[Dataset items]
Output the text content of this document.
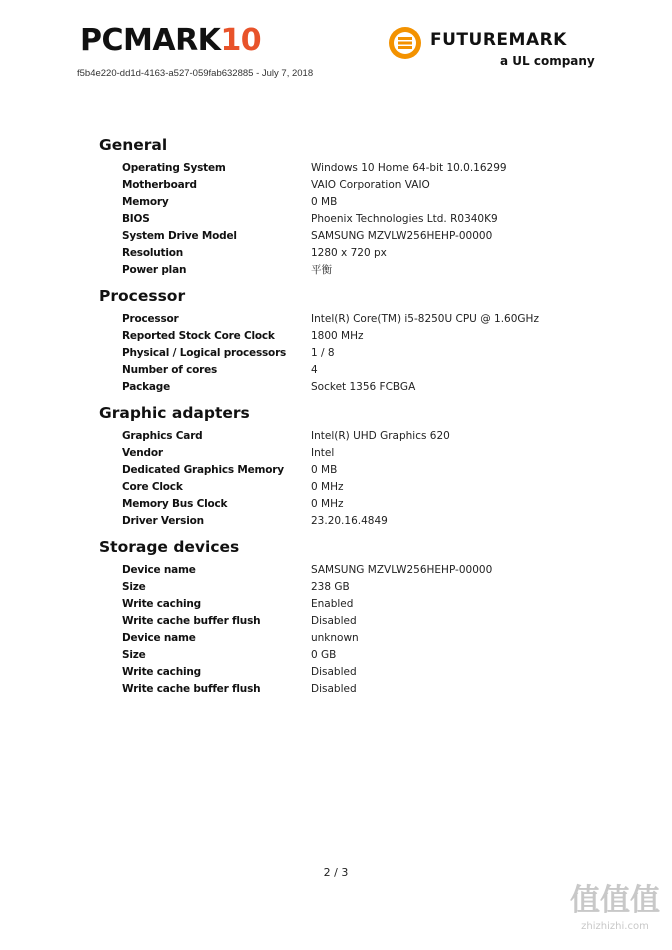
PCMARK10
f5b4e220-dd1d-4163-a527-059fab632885 - July 7, 2018
FUTUREMARK
a UL company
General
Operating System	Windows 10 Home 64-bit 10.0.16299
Motherboard	VAIO Corporation VAIO
Memory	0 MB
BIOS	Phoenix Technologies Ltd. R0340K9
System Drive Model	SAMSUNG MZVLW256HEHP-00000
Resolution	1280 x 720 px
Power plan	平衡
Processor
Processor	Intel(R) Core(TM) i5-8250U CPU @ 1.60GHz
Reported Stock Core Clock	1800 MHz
Physical / Logical processors	1 / 8
Number of cores	4
Package	Socket 1356 FCBGA
Graphic adapters
Graphics Card	Intel(R) UHD Graphics 620
Vendor	Intel
Dedicated Graphics Memory	0 MB
Core Clock	0 MHz
Memory Bus Clock	0 MHz
Driver Version	23.20.16.4849
Storage devices
Device name	SAMSUNG MZVLW256HEHP-00000
Size	238 GB
Write caching	Enabled
Write cache buffer flush	Disabled
Device name	unknown
Size	0 GB
Write caching	Disabled
Write cache buffer flush	Disabled
2 / 3
值值值
zhizhizhi.com
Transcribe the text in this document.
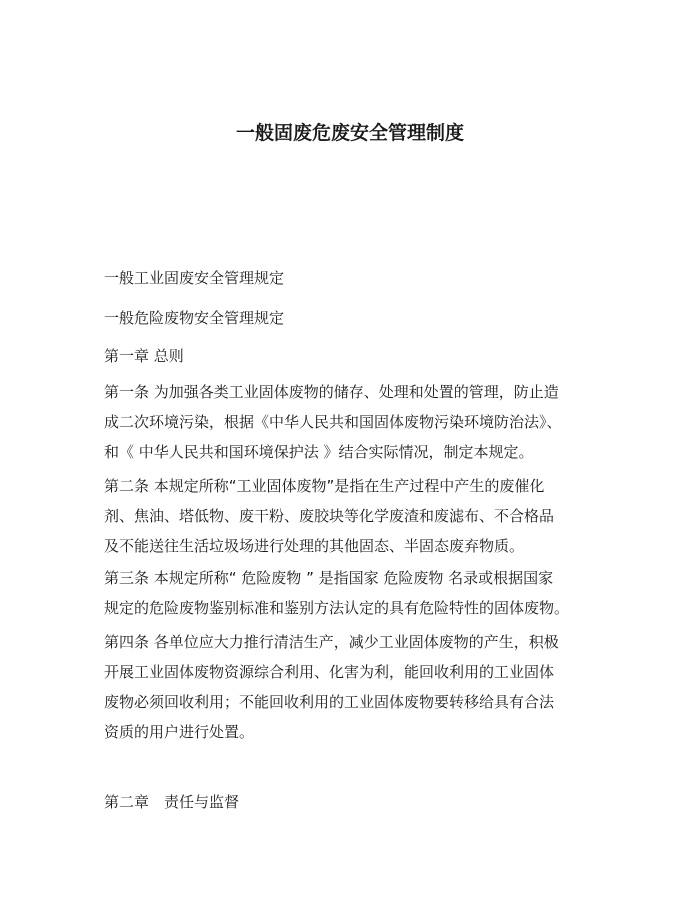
一般固废危废安全管理制度
一般工业固废安全管理规定
一般危险废物安全管理规定
第一章 总则
第一条 为加强各类工业固体废物的储存、处理和处置的管理，防止造
成二次环境污染，根据《中华人民共和国固体废物污染环境防治法》、
和《 中华人民共和国环境保护法 》结合实际情况，制定本规定。
第二条 本规定所称“工业固体废物”是指在生产过程中产生的废催化
剂、焦油、塔低物、废干粉、废胶块等化学废渣和废滤布、不合格品
及不能送往生活垃圾场进行处理的其他固态、半固态废弃物质。
第三条 本规定所称“ 危险废物 ” 是指国家 危险废物 名录或根据国家
规定的危险废物鉴别标准和鉴别方法认定的具有危险特性的固体废物。
第四条 各单位应大力推行清洁生产，减少工业固体废物的产生，积极
开展工业固体废物资源综合利用、化害为利，能回收利用的工业固体
废物必须回收利用；不能回收利用的工业固体废物要转移给具有合法
资质的用户进行处置。
第二章　责任与监督
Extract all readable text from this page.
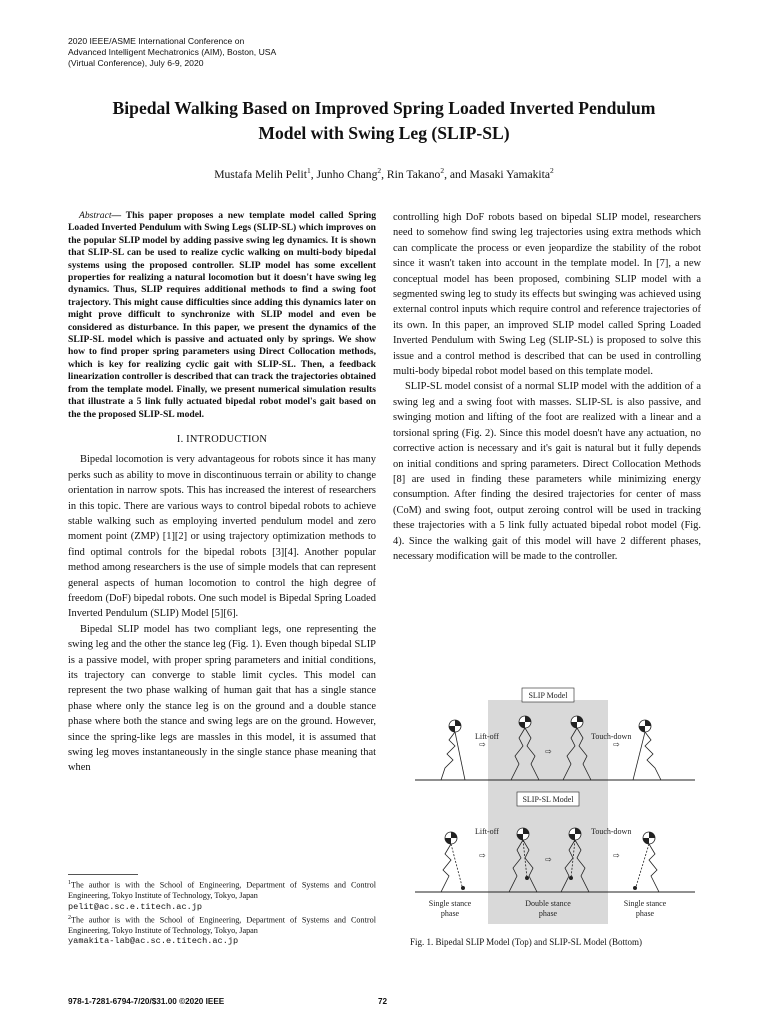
2020 IEEE/ASME International Conference on
Advanced Intelligent Mechatronics (AIM), Boston, USA
(Virtual Conference), July 6-9, 2020
Bipedal Walking Based on Improved Spring Loaded Inverted Pendulum
Model with Swing Leg (SLIP-SL)
Mustafa Melih Pelit$^1$, Junho Chang$^2$, Rin Takano$^2$, and Masaki Yamakita$^2$

Abstract— This paper proposes a new template model called Spring Loaded Inverted Pendulum with Swing Legs (SLIP-SL) which improves on the popular SLIP model by adding passive swing leg dynamics. It is shown that SLIP-SL can be used to realize cyclic walking on multi-body bipedal systems using the proposed controller. SLIP model has some excellent properties for realizing a natural locomotion but it doesn't have swing leg dynamics. Thus, SLIP requires additional methods to find a swing foot trajectory. This might cause difficulties since adding this dynamics later on might prove difficult to synchronize with SLIP model and even be considered as disturbance. In this paper, we present the dynamics of the SLIP-SL model which is passive and actuated only by springs. We show how to find proper spring parameters using Direct Collocation methods, which is key for realizing cyclic gait with SLIP-SL. Then, a feedback linearization controller is described that can track the trajectories obtained from the template model. Finally, we present numerical simulation results that illustrate a 5 link fully actuated bipedal robot model's gait based on the the proposed SLIP-SL model.

I. INTRODUCTION

Bipedal locomotion is very advantageous for robots since it has many perks such as ability to move in discontinuous terrain or ability to change orientation in narrow spots. This has increased the interest of researchers in this topic. There are various ways to control bipedal robots to achieve stable walking such as employing inverted pendulum model and zero moment point (ZMP) [1][2] or using trajectory optimization methods to find optimal controls for the bipedal robots [3][4]. Another popular method among researchers is the use of simple models that can represent general aspects of human locomotion to control the high degree of freedom (DoF) bipedal robots. One such model is Bipedal Spring Loaded Inverted Pendulum (SLIP) Model [5][6].

Bipedal SLIP model has two compliant legs, one representing the swing leg and the other the stance leg (Fig. 1). Even though bipedal SLIP is a passive model, with proper spring parameters and initial conditions, its trajectory can converge to stable limit cycles. This model can represent the two phase walking of human gait that has a single stance phase where only the stance leg is on the ground and a double stance phase where both the stance and swing legs are on the ground. However, since the spring-like legs are massles in this model, it is assumed that swing leg moves instantaneously in the single stance phase meaning that when

$^1$The author is with the School of Engineering, Department of Systems and Control Engineering, Tokyo Institute of Technology, Tokyo, Japan
pelit@ac.sc.e.titech.ac.jp
$^2$The author is with the School of Engineering, Department of Systems and Control Engineering, Tokyo Institute of Technology, Tokyo, Japan
yamakita-lab@ac.sc.e.titech.ac.jp

controlling high DoF robots based on bipedal SLIP model, researchers need to somehow find swing leg trajectories using extra methods which can complicate the process or even jeopardize the stability of the robot since it wasn't taken into account in the template model. In [7], a new conceptual model has been proposed, combining SLIP model with a segmented swing leg to study its effects but swinging was achieved using external control inputs which require control and reference trajectories of its own. In this paper, an improved SLIP model called Spring Loaded Inverted Pendulum with Swing Leg (SLIP-SL) is proposed to solve this issue and a control method is described that can be used in controlling multi-body bipedal robot model based on this template model.

SLIP-SL model consist of a normal SLIP model with the addition of a swing leg and a swing foot with masses. SLIP-SL is also passive, and swinging motion and lifting of the foot are realized with a linear and a torsional spring (Fig. 2). Since this model doesn't have any actuation, no corrective action is necessary and it's gait is natural but it fully depends on initial conditions and spring parameters. Direct Collocation Methods [8] are used in finding these parameters while minimizing energy consumption. After finding the desired trajectories for center of mass (CoM) and swing foot, output zeroing control will be used in tracking these trajectories with a 5 link fully actuated bipedal robot model (Fig. 4). Since the walking gait of this model will have 2 different phases, necessary modification will be made to the controller.

SLIP Model
Lift-off
⇨
⇨
Touch-down
⇨
SLIP-SL Model
Lift-off
⇨	⇨
Touch-down
⇨
Single stance
phase
Double stance
phase
Single stance
phase
Fig. 1. Bipedal SLIP Model (Top) and SLIP-SL Model (Bottom)
978-1-7281-6794-7/20/$31.00 ©2020 IEEE	72
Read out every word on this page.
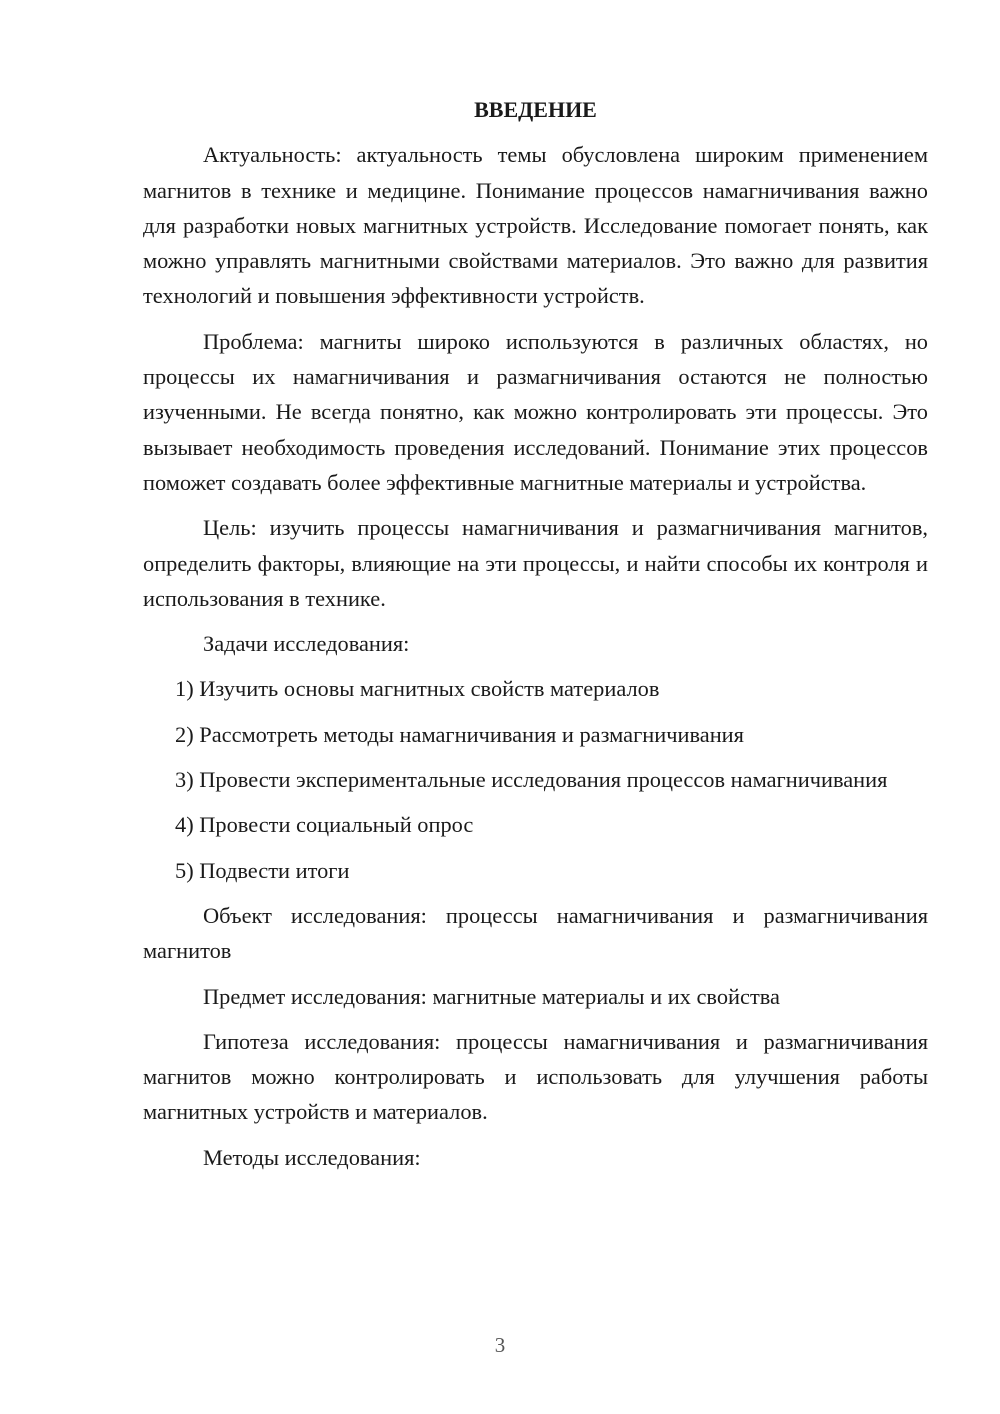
ВВЕДЕНИЕ

Актуальность: актуальность темы обусловлена широким применением магнитов в технике и медицине. Понимание процессов намагничивания важно для разработки новых магнитных устройств. Исследование помогает понять, как можно управлять магнитными свойствами материалов. Это важно для развития технологий и повышения эффективности устройств.

Проблема: магниты широко используются в различных областях, но процессы их намагничивания и размагничивания остаются не полностью изученными. Не всегда понятно, как можно контролировать эти процессы. Это вызывает необходимость проведения исследований. Понимание этих процессов поможет создавать более эффективные магнитные материалы и устройства.

Цель: изучить процессы намагничивания и размагничивания магнитов, определить факторы, влияющие на эти процессы, и найти способы их контроля и использования в технике.

Задачи исследования:

1) Изучить основы магнитных свойств материалов

2) Рассмотреть методы намагничивания и размагничивания

3) Провести экспериментальные исследования процессов намагничивания

4) Провести социальный опрос

5) Подвести итоги

Объект исследования: процессы намагничивания и размагничивания магнитов

Предмет исследования: магнитные материалы и их свойства

Гипотеза исследования: процессы намагничивания и размагничивания магнитов можно контролировать и использовать для улучшения работы магнитных устройств и материалов.

Методы исследования:

3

EXERCISE AIM:
Reproduce all of the material above word for word. Omit the pictures.

WRITTEN RESPONSE:
Output the text content of this document.
PCMARK10
f5b4e220-dd1d-4163-a527-059fab632885 - July 7, 2018
FUTUREMARK
a UL company
General
Operating System	Windows 10 Home 64-bit 10.0.16299
Motherboard	VAIO Corporation VAIO
Memory	0 MB
BIOS	Phoenix Technologies Ltd. R0340K9
System Drive Model	SAMSUNG MZVLW256HEHP-00000
Resolution	1280 x 720 px
Power plan	平衡
Processor
Processor	Intel(R) Core(TM) i5-8250U CPU @ 1.60GHz
Reported Stock Core Clock	1800 MHz
Physical / Logical processors	1 / 8
Number of cores	4
Package	Socket 1356 FCBGA
Graphic adapters
Graphics Card	Intel(R) UHD Graphics 620
Vendor	Intel
Dedicated Graphics Memory	0 MB
Core Clock	0 MHz
Memory Bus Clock	0 MHz
Driver Version	23.20.16.4849
Storage devices
Device name	SAMSUNG MZVLW256HEHP-00000
Size	238 GB
Write caching	Enabled
Write cache buffer flush	Disabled
Device name	unknown
Size	0 GB
Write caching	Disabled
Write cache buffer flush	Disabled
2 / 3
值值值
zhizhizhi.com
Transcribe the text in this document.
一般固废危废安全管理制度
一般工业固废安全管理规定
一般危险废物安全管理规定
第一章 总则
第一条 为加强各类工业固体废物的储存、处理和处置的管理，防止造
成二次环境污染，根据《中华人民共和国固体废物污染环境防治法》、
和《 中华人民共和国环境保护法 》结合实际情况，制定本规定。
第二条 本规定所称“工业固体废物”是指在生产过程中产生的废催化
剂、焦油、塔低物、废干粉、废胶块等化学废渣和废滤布、不合格品
及不能送往生活垃圾场进行处理的其他固态、半固态废弃物质。
第三条 本规定所称“ 危险废物 ” 是指国家 危险废物 名录或根据国家
规定的危险废物鉴别标准和鉴别方法认定的具有危险特性的固体废物。
第四条 各单位应大力推行清洁生产，减少工业固体废物的产生，积极
开展工业固体废物资源综合利用、化害为利，能回收利用的工业固体
废物必须回收利用；不能回收利用的工业固体废物要转移给具有合法
资质的用户进行处置。
第二章　责任与监督
Extract all readable text from this page.
2020 IEEE/ASME International Conference on
Advanced Intelligent Mechatronics (AIM), Boston, USA
(Virtual Conference), July 6-9, 2020
Bipedal Walking Based on Improved Spring Loaded Inverted Pendulum
Model with Swing Leg (SLIP-SL)
Mustafa Melih Pelit$^1$, Junho Chang$^2$, Rin Takano$^2$, and Masaki Yamakita$^2$

Abstract— This paper proposes a new template model called Spring Loaded Inverted Pendulum with Swing Legs (SLIP-SL) which improves on the popular SLIP model by adding passive swing leg dynamics. It is shown that SLIP-SL can be used to realize cyclic walking on multi-body bipedal systems using the proposed controller. SLIP model has some excellent properties for realizing a natural locomotion but it doesn't have swing leg dynamics. Thus, SLIP requires additional methods to find a swing foot trajectory. This might cause difficulties since adding this dynamics later on might prove difficult to synchronize with SLIP model and even be considered as disturbance. In this paper, we present the dynamics of the SLIP-SL model which is passive and actuated only by springs. We show how to find proper spring parameters using Direct Collocation methods, which is key for realizing cyclic gait with SLIP-SL. Then, a feedback linearization controller is described that can track the trajectories obtained from the template model. Finally, we present numerical simulation results that illustrate a 5 link fully actuated bipedal robot model's gait based on the the proposed SLIP-SL model.

I. INTRODUCTION

Bipedal locomotion is very advantageous for robots since it has many perks such as ability to move in discontinuous terrain or ability to change orientation in narrow spots. This has increased the interest of researchers in this topic. There are various ways to control bipedal robots to achieve stable walking such as employing inverted pendulum model and zero moment point (ZMP) [1][2] or using trajectory optimization methods to find optimal controls for the bipedal robots [3][4]. Another popular method among researchers is the use of simple models that can represent general aspects of human locomotion to control the high degree of freedom (DoF) bipedal robots. One such model is Bipedal Spring Loaded Inverted Pendulum (SLIP) Model [5][6].

Bipedal SLIP model has two compliant legs, one representing the swing leg and the other the stance leg (Fig. 1). Even though bipedal SLIP is a passive model, with proper spring parameters and initial conditions, its trajectory can converge to stable limit cycles. This model can represent the two phase walking of human gait that has a single stance phase where only the stance leg is on the ground and a double stance phase where both the stance and swing legs are on the ground. However, since the spring-like legs are massles in this model, it is assumed that swing leg moves instantaneously in the single stance phase meaning that when

$^1$The author is with the School of Engineering, Department of Systems and Control Engineering, Tokyo Institute of Technology, Tokyo, Japan
pelit@ac.sc.e.titech.ac.jp
$^2$The author is with the School of Engineering, Department of Systems and Control Engineering, Tokyo Institute of Technology, Tokyo, Japan
yamakita-lab@ac.sc.e.titech.ac.jp

controlling high DoF robots based on bipedal SLIP model, researchers need to somehow find swing leg trajectories using extra methods which can complicate the process or even jeopardize the stability of the robot since it wasn't taken into account in the template model. In [7], a new conceptual model has been proposed, combining SLIP model with a segmented swing leg to study its effects but swinging was achieved using external control inputs which require control and reference trajectories of its own. In this paper, an improved SLIP model called Spring Loaded Inverted Pendulum with Swing Leg (SLIP-SL) is proposed to solve this issue and a control method is described that can be used in controlling multi-body bipedal robot model based on this template model.

SLIP-SL model consist of a normal SLIP model with the addition of a swing leg and a swing foot with masses. SLIP-SL is also passive, and swinging motion and lifting of the foot are realized with a linear and a torsional spring (Fig. 2). Since this model doesn't have any actuation, no corrective action is necessary and it's gait is natural but it fully depends on initial conditions and spring parameters. Direct Collocation Methods [8] are used in finding these parameters while minimizing energy consumption. After finding the desired trajectories for center of mass (CoM) and swing foot, output zeroing control will be used in tracking these trajectories with a 5 link fully actuated bipedal robot model (Fig. 4). Since the walking gait of this model will have 2 different phases, necessary modification will be made to the controller.

SLIP Model
Lift-off
⇨
⇨
Touch-down
⇨
SLIP-SL Model
Lift-off
⇨	⇨
Touch-down
⇨
Single stance
phase
Double stance
phase
Single stance
phase
Fig. 1. Bipedal SLIP Model (Top) and SLIP-SL Model (Bottom)
978-1-7281-6794-7/20/$31.00 ©2020 IEEE	72
Read out every word on this page.
ВВЕДЕНИЕ

Актуальность: актуальность темы обусловлена широким применением магнитов в технике и медицине. Понимание процессов намагничивания важно для разработки новых магнитных устройств. Исследование помогает понять, как можно управлять магнитными свойствами материалов. Это важно для развития технологий и повышения эффективности устройств.

Проблема: магниты широко используются в различных областях, но процессы их намагничивания и размагничивания остаются не полностью изученными. Не всегда понятно, как можно контролировать эти процессы. Это вызывает необходимость проведения исследований. Понимание этих процессов поможет создавать более эффективные магнитные материалы и устройства.

Цель: изучить процессы намагничивания и размагничивания магнитов, определить факторы, влияющие на эти процессы, и найти способы их контроля и использования в технике.

Задачи исследования:

1) Изучить основы магнитных свойств материалов

2) Рассмотреть методы намагничивания и размагничивания

3) Провести экспериментальные исследования процессов намагничивания

4) Провести социальный опрос

5) Подвести итоги

Объект исследования: процессы намагничивания и размагничивания магнитов

Предмет исследования: магнитные материалы и их свойства

Гипотеза исследования: процессы намагничивания и размагничивания магнитов можно контролировать и использовать для улучшения работы магнитных устройств и материалов.

Методы исследования:

3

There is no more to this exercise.